## Goal
Write out the lines of the material from the one containing "294, 133, 310]" to the one containing "category-scrollbar[interactable]: ▲ ≡", both included, without changing a character.

◇ ◇ ◇ ◇ ◇ ◇ ◇

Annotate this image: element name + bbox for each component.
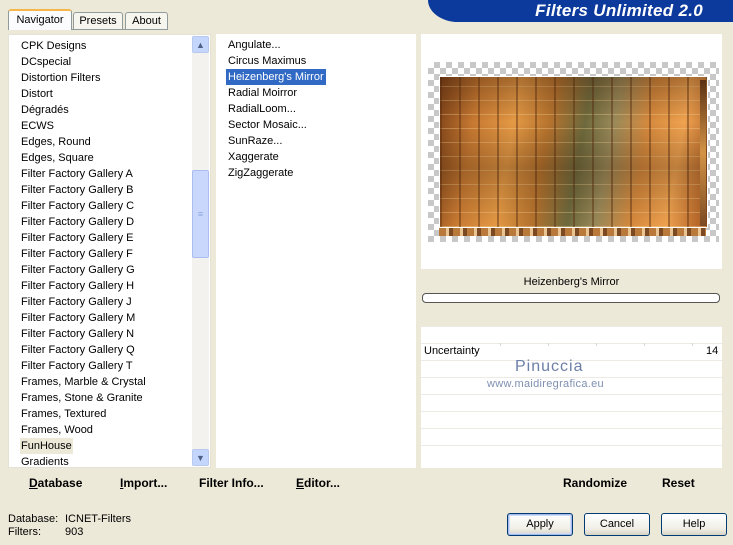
category-item[interactable]: Filter Factory Gallery J	[20, 294, 133, 310]
reset-button[interactable]: Reset	[662, 476, 695, 490]
param-divider	[421, 428, 722, 429]
category-scrollbar[interactable]: ▲ ≡ ▼	[192, 36, 209, 466]
filters-count-value: 903	[65, 526, 84, 538]
category-item[interactable]: Filter Factory Gallery A	[20, 166, 134, 182]
uncertainty-slider[interactable]	[500, 343, 710, 346]
tab-presets[interactable]: Presets	[73, 12, 123, 29]
category-item[interactable]: DCspecial	[20, 54, 72, 70]
apply-button[interactable]: Apply	[507, 513, 573, 536]
filter-info-label: Filter Info...	[199, 476, 264, 490]
cancel-label: Cancel	[599, 518, 635, 530]
param-divider	[421, 445, 722, 446]
scroll-up-button[interactable]: ▲	[192, 36, 209, 53]
progress-bar	[422, 293, 720, 303]
filter-item[interactable]: Heizenberg's Mirror	[226, 69, 326, 85]
category-item[interactable]: Filter Factory Gallery H	[20, 278, 135, 294]
chevron-up-icon: ▲	[196, 39, 205, 50]
filter-item[interactable]: RadialLoom...	[226, 101, 298, 117]
cancel-button[interactable]: Cancel	[584, 513, 650, 536]
param-divider	[421, 326, 722, 327]
category-item[interactable]: Filter Factory Gallery T	[20, 358, 134, 374]
category-item[interactable]: Frames, Wood	[20, 422, 94, 438]
database-label: atabase	[37, 476, 83, 490]
grip-icon: ≡	[197, 209, 204, 219]
current-filter-name: Heizenberg's Mirror	[523, 276, 620, 288]
filter-item[interactable]: Angulate...	[226, 37, 283, 53]
category-item[interactable]: Edges, Round	[20, 134, 92, 150]
tab-presets-label: Presets	[79, 15, 117, 27]
category-item[interactable]: Filter Factory Gallery N	[20, 326, 135, 342]
preview-image	[439, 76, 708, 228]
help-label: Help	[682, 518, 706, 530]
filter-item[interactable]: Circus Maximus	[226, 53, 308, 69]
database-status-value: ICNET-Filters	[65, 513, 131, 525]
left-toolbar: Database Import... Filter Info... Editor…	[8, 469, 416, 495]
category-item[interactable]: Dégradés	[20, 102, 70, 118]
database-accel: D	[29, 476, 38, 490]
filter-item[interactable]: Sector Mosaic...	[226, 117, 309, 133]
category-item[interactable]: Frames, Stone & Granite	[20, 390, 144, 406]
category-item[interactable]: FunHouse	[20, 438, 73, 454]
category-item[interactable]: Frames, Textured	[20, 406, 107, 422]
category-item[interactable]: Filter Factory Gallery Q	[20, 342, 136, 358]
category-item[interactable]: ECWS	[20, 118, 55, 134]
category-item[interactable]: Edges, Square	[20, 150, 95, 166]
category-item[interactable]: Distortion Filters	[20, 70, 101, 86]
scroll-down-button[interactable]: ▼	[192, 449, 209, 466]
filter-item[interactable]: Radial Moirror	[226, 85, 299, 101]
scroll-thumb[interactable]: ≡	[192, 170, 209, 258]
apply-label: Apply	[526, 518, 554, 530]
tab-about-label: About	[132, 15, 161, 27]
category-item[interactable]: Filter Factory Gallery C	[20, 198, 135, 214]
banner-title: Filters Unlimited 2.0	[535, 1, 703, 20]
tab-about[interactable]: About	[125, 12, 168, 29]
help-button[interactable]: Help	[661, 513, 727, 536]
editor-label: ditor...	[304, 476, 341, 490]
category-item[interactable]: Filter Factory Gallery D	[20, 214, 135, 230]
randomize-button[interactable]: Randomize	[563, 476, 627, 490]
category-item[interactable]: Filter Factory Gallery M	[20, 310, 136, 326]
filter-item[interactable]: ZigZaggerate	[226, 165, 295, 181]
editor-button[interactable]: Editor...	[296, 476, 340, 490]
param-divider	[421, 411, 722, 412]
filter-item[interactable]: Xaggerate	[226, 149, 281, 165]
param-uncertainty-label: Uncertainty	[424, 345, 480, 357]
watermark-name: Pinuccia	[515, 358, 584, 375]
watermark-url: www.maidiregrafica.eu	[487, 378, 604, 390]
editor-accel: E	[296, 476, 305, 490]
database-status-label: Database:	[8, 513, 59, 525]
preview-mirror-strip-bottom	[439, 228, 706, 236]
import-button[interactable]: Import...	[120, 476, 167, 490]
tab-navigator-label: Navigator	[16, 14, 64, 26]
category-item[interactable]: Filter Factory Gallery G	[20, 262, 136, 278]
preview-mirror-strip-right	[700, 80, 706, 226]
category-list[interactable]: CPK Designs DCspecial Distortion Filters Di…	[8, 34, 211, 468]
filter-info-button[interactable]: Filter Info...	[199, 476, 264, 490]
filter-list[interactable]: Angulate... Circus Maximus Heizenberg's Mi…	[216, 34, 416, 468]
category-item[interactable]: Frames, Marble & Crystal	[20, 374, 147, 390]
category-item[interactable]: CPK Designs	[20, 38, 87, 54]
category-item[interactable]: Filter Factory Gallery B	[20, 182, 134, 198]
right-toolbar: Randomize Reset	[421, 469, 722, 495]
database-button[interactable]: Database	[29, 476, 82, 490]
import-label: mport...	[123, 476, 168, 490]
title-banner: Filters Unlimited 2.0	[428, 0, 733, 22]
category-item[interactable]: Filter Factory Gallery F	[20, 246, 134, 262]
tab-navigator[interactable]: Navigator	[8, 9, 72, 30]
category-item[interactable]: Filter Factory Gallery E	[20, 230, 134, 246]
param-divider	[421, 394, 722, 395]
filter-item[interactable]: SunRaze...	[226, 133, 284, 149]
category-item[interactable]: Distort	[20, 86, 54, 102]
param-uncertainty-value[interactable]: 14	[706, 345, 718, 357]
chevron-down-icon: ▼	[196, 452, 205, 463]
category-item[interactable]: Gradients	[20, 454, 70, 467]
filters-count-label: Filters:	[8, 526, 41, 538]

◇ ◇ ◇ ◇ ◇ ◇ ◇

## Solution below
category-item[interactable]: Filter Factory Gallery J	[20, 294, 133, 310]
reset-button[interactable]: Reset	[662, 476, 695, 490]
param-divider	[421, 428, 722, 429]
category-scrollbar[interactable]: ▲ ≡ ▼	[192, 36, 209, 466]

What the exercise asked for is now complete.